### WHAT IS NEEDED
For every line in the records that has the word "name", make a copy.

┄┄┄┄┄┄┄┄┄┄

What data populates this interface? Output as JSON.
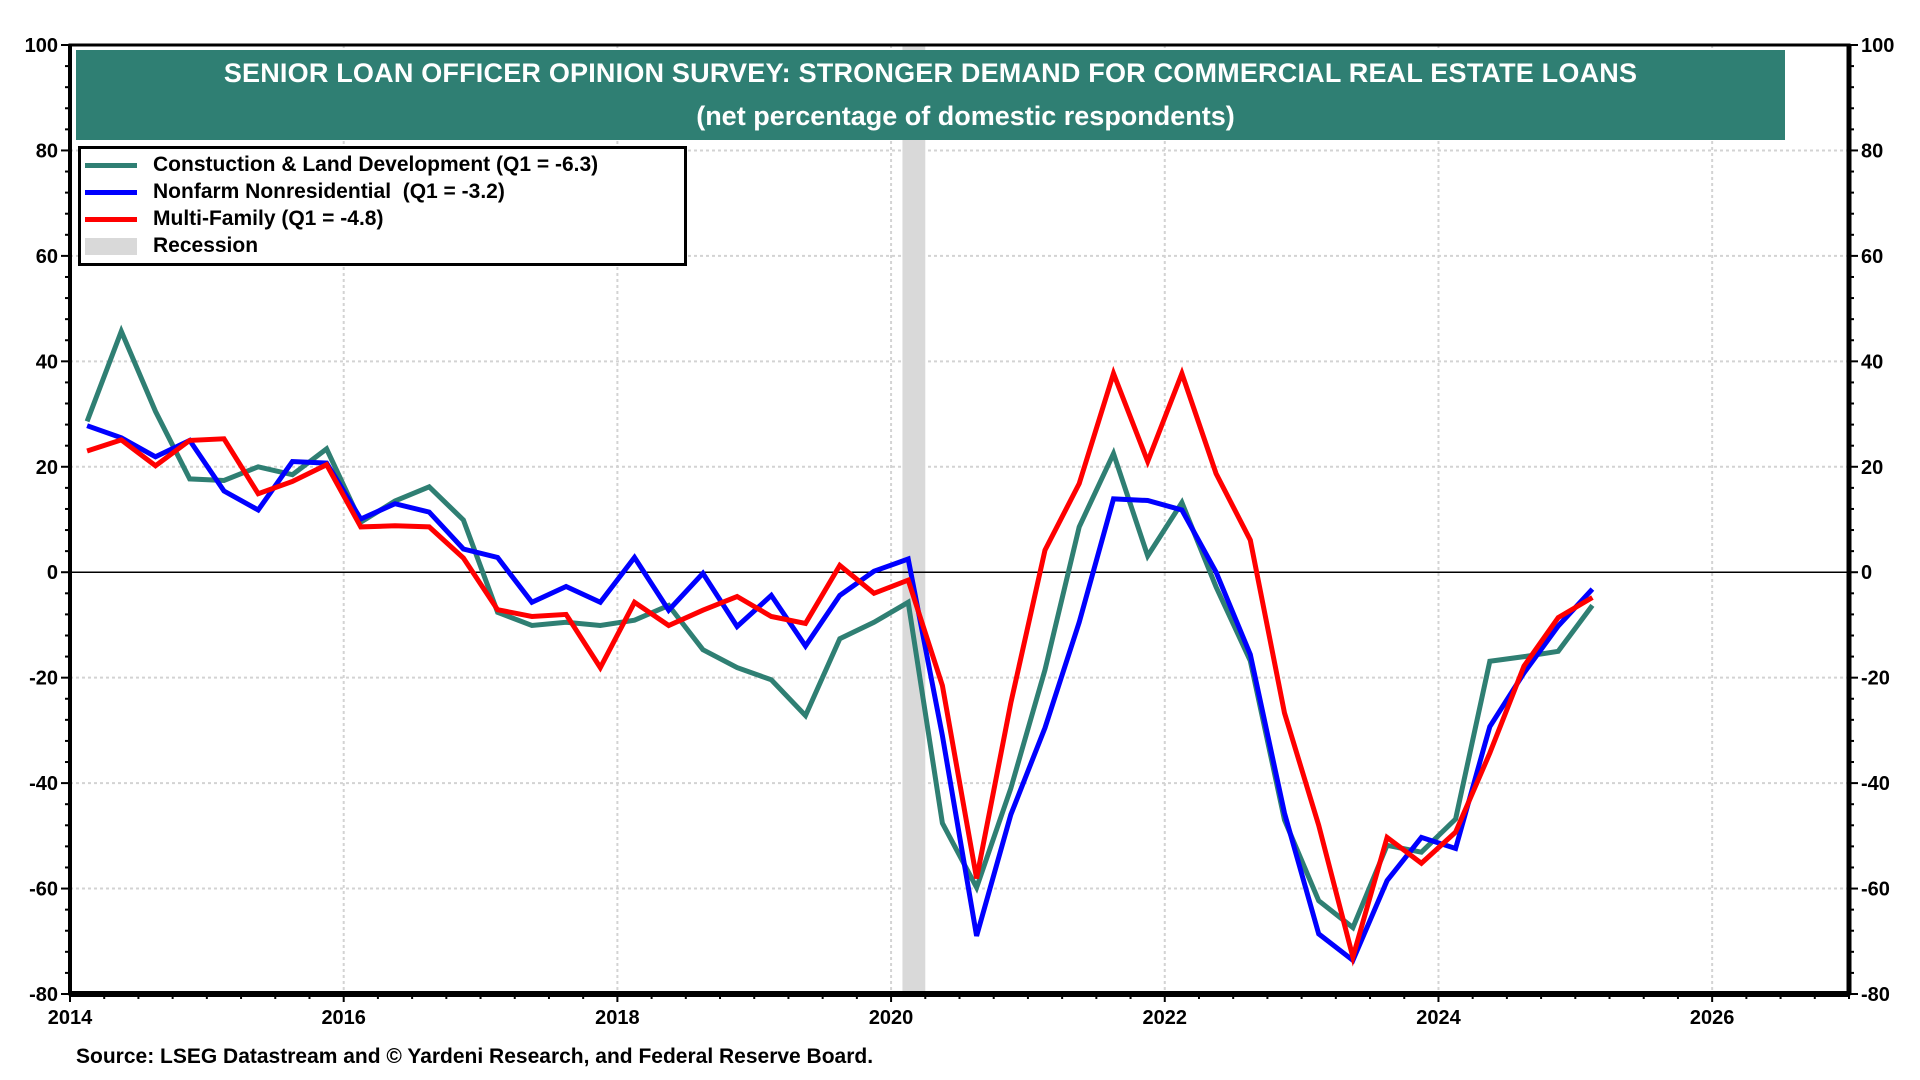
{
  "title": {
    "line1": "SENIOR LOAN OFFICER OPINION SURVEY: STRONGER DEMAND FOR COMMERCIAL REAL ESTATE LOANS",
    "line2": "(net percentage of domestic respondents)",
    "background_color": "#2f7f73"
  },
  "legend": {
    "items": [
      {
        "label": "Constuction & Land Development (Q1 = -6.3)",
        "color": "#2f7f73",
        "kind": "line"
      },
      {
        "label": "Nonfarm Nonresidential  (Q1 = -3.2)",
        "color": "#0000ff",
        "kind": "line"
      },
      {
        "label": "Multi-Family (Q1 = -4.8)",
        "color": "#ff0000",
        "kind": "line"
      },
      {
        "label": "Recession",
        "color": "#d9d9d9",
        "kind": "rect"
      }
    ]
  },
  "source": "Source: LSEG Datastream and © Yardeni Research, and Federal Reserve Board.",
  "chart_data": {
    "type": "line",
    "title": "SENIOR LOAN OFFICER OPINION SURVEY: STRONGER DEMAND FOR COMMERCIAL REAL ESTATE LOANS",
    "subtitle": "(net percentage of domestic respondents)",
    "xlabel": "",
    "ylabel": "",
    "xlim": [
      2014,
      2027
    ],
    "ylim": [
      -80,
      100
    ],
    "x_ticks": [
      2014,
      2016,
      2018,
      2020,
      2022,
      2024,
      2026
    ],
    "y_ticks": [
      -80,
      -60,
      -40,
      -20,
      0,
      20,
      40,
      60,
      80,
      100
    ],
    "y_axis_both_sides": true,
    "grid": true,
    "zero_line": true,
    "legend_position": "top-left",
    "frequency": "quarterly",
    "x_start": "2014 Q1",
    "x_start_decimal": 2014.125,
    "x_step": 0.25,
    "recessions": [
      {
        "start": 2020.083,
        "end": 2020.25
      }
    ],
    "series": [
      {
        "name": "Constuction & Land Development",
        "color": "#2f7f73",
        "latest": "Q1 = -6.3",
        "values": [
          28.6,
          45.7,
          30.5,
          17.7,
          17.4,
          20.0,
          18.5,
          23.4,
          9.5,
          13.5,
          16.2,
          9.9,
          -7.6,
          -10.1,
          -9.5,
          -10.1,
          -9.1,
          -6.3,
          -14.7,
          -18.1,
          -20.4,
          -27.2,
          -12.6,
          -9.5,
          -5.7,
          -47.6,
          -59.8,
          -41.0,
          -18.5,
          8.6,
          22.5,
          3.1,
          13.2,
          -2.8,
          -16.8,
          -47.0,
          -62.3,
          -67.4,
          -51.8,
          -53.1,
          -46.8,
          -16.9,
          -16.0,
          -15.0,
          -6.3
        ]
      },
      {
        "name": "Nonfarm Nonresidential",
        "color": "#0000ff",
        "latest": "Q1 = -3.2",
        "values": [
          27.8,
          25.5,
          21.9,
          25.0,
          15.4,
          11.8,
          21.0,
          20.7,
          10.1,
          13.0,
          11.4,
          4.4,
          2.8,
          -5.7,
          -2.7,
          -5.7,
          2.8,
          -7.2,
          -0.2,
          -10.3,
          -4.4,
          -14.0,
          -4.4,
          0.2,
          2.5,
          -31.0,
          -69.0,
          -46.0,
          -29.5,
          -9.5,
          13.9,
          13.6,
          11.8,
          0.0,
          -15.6,
          -45.7,
          -68.6,
          -73.6,
          -58.5,
          -50.3,
          -52.4,
          -29.3,
          -19.1,
          -10.2,
          -3.2
        ]
      },
      {
        "name": "Multi-Family",
        "color": "#ff0000",
        "latest": "Q1 = -4.8",
        "values": [
          23.0,
          25.1,
          20.2,
          25.0,
          25.3,
          14.9,
          17.2,
          20.4,
          8.6,
          8.8,
          8.6,
          2.7,
          -7.1,
          -8.4,
          -8.0,
          -18.1,
          -5.7,
          -10.1,
          -7.2,
          -4.6,
          -8.4,
          -9.7,
          1.3,
          -4.0,
          -1.5,
          -21.5,
          -58.1,
          -24.8,
          4.2,
          16.8,
          37.7,
          21.0,
          37.7,
          18.7,
          6.1,
          -26.7,
          -48.0,
          -73.0,
          -50.3,
          -55.2,
          -49.3,
          -34.3,
          -17.8,
          -8.6,
          -4.8
        ]
      }
    ]
  }
}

┄┄┄┄┄┄┄┄┄┄

### EXERCISE OUTPUT
        "name": "Constuction & Land Development",
        "name": "Nonfarm Nonresidential",
        "name": "Multi-Family",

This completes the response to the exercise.